• [Task brief] Write out each line in which the string "title" is present.

• [Exercise data]
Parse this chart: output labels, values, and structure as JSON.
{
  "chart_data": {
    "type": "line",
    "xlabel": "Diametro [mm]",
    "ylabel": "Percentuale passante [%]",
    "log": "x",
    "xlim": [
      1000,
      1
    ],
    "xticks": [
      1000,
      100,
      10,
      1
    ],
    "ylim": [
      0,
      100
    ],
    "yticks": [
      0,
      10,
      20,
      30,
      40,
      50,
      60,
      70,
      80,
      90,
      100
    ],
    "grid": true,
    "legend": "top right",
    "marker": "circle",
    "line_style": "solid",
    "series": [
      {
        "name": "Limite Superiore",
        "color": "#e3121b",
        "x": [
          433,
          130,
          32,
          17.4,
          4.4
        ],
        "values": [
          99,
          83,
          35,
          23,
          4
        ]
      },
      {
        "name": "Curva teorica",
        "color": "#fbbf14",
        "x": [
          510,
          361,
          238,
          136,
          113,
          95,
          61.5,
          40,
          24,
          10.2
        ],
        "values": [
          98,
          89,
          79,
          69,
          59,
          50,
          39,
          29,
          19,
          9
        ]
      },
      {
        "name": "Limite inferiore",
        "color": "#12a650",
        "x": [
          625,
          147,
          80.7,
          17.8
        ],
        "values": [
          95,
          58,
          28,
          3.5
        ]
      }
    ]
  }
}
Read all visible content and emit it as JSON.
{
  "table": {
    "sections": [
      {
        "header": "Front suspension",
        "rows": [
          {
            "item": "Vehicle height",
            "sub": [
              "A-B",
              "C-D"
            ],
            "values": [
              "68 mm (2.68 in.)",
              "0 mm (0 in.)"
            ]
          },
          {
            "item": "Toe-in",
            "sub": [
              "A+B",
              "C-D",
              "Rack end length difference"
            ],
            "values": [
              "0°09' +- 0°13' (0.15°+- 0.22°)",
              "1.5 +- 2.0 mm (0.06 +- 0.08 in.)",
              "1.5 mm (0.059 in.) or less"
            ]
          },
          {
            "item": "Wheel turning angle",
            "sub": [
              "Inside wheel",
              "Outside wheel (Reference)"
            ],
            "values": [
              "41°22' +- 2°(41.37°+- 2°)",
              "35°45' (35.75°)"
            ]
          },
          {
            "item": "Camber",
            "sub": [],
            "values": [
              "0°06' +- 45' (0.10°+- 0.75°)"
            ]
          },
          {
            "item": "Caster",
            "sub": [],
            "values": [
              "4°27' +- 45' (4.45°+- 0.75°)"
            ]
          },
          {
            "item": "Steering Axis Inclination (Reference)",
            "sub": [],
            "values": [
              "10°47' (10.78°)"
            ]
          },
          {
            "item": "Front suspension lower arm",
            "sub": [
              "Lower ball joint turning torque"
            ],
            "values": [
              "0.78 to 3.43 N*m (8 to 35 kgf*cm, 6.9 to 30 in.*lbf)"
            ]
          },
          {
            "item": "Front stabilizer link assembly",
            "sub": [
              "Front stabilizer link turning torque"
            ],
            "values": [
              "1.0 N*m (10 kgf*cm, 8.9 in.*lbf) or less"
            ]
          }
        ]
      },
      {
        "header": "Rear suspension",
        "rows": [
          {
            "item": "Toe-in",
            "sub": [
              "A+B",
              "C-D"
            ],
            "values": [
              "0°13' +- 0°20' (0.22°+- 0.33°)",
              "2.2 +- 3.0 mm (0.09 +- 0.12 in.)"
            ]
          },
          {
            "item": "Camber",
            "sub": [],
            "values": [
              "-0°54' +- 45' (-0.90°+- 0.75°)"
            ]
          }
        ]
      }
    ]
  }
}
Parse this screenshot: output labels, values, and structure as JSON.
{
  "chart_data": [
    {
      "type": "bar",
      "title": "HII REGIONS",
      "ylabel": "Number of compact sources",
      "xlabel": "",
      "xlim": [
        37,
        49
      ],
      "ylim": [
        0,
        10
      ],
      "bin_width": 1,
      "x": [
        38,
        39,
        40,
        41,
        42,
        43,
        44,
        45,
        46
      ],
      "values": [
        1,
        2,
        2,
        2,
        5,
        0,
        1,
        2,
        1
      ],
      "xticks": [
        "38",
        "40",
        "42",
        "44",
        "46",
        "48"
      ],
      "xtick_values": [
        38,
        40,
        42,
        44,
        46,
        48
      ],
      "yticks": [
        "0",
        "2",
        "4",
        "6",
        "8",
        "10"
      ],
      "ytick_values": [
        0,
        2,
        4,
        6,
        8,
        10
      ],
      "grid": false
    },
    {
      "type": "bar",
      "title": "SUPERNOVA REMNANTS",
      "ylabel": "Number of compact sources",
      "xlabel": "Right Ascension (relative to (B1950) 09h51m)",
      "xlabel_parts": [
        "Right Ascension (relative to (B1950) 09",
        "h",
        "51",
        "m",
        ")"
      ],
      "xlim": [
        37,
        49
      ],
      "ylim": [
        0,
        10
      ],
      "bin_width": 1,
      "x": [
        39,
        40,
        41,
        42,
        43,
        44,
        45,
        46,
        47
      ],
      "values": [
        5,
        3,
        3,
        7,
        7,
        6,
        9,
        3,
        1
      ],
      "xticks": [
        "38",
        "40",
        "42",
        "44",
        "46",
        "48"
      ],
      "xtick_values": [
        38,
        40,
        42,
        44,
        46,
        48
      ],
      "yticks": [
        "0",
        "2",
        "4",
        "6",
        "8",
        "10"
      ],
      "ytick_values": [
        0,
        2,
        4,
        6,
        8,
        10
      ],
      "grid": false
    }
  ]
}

• [Finished exercise]
      "title": "HII REGIONS",
      "title": "SUPERNOVA REMNANTS",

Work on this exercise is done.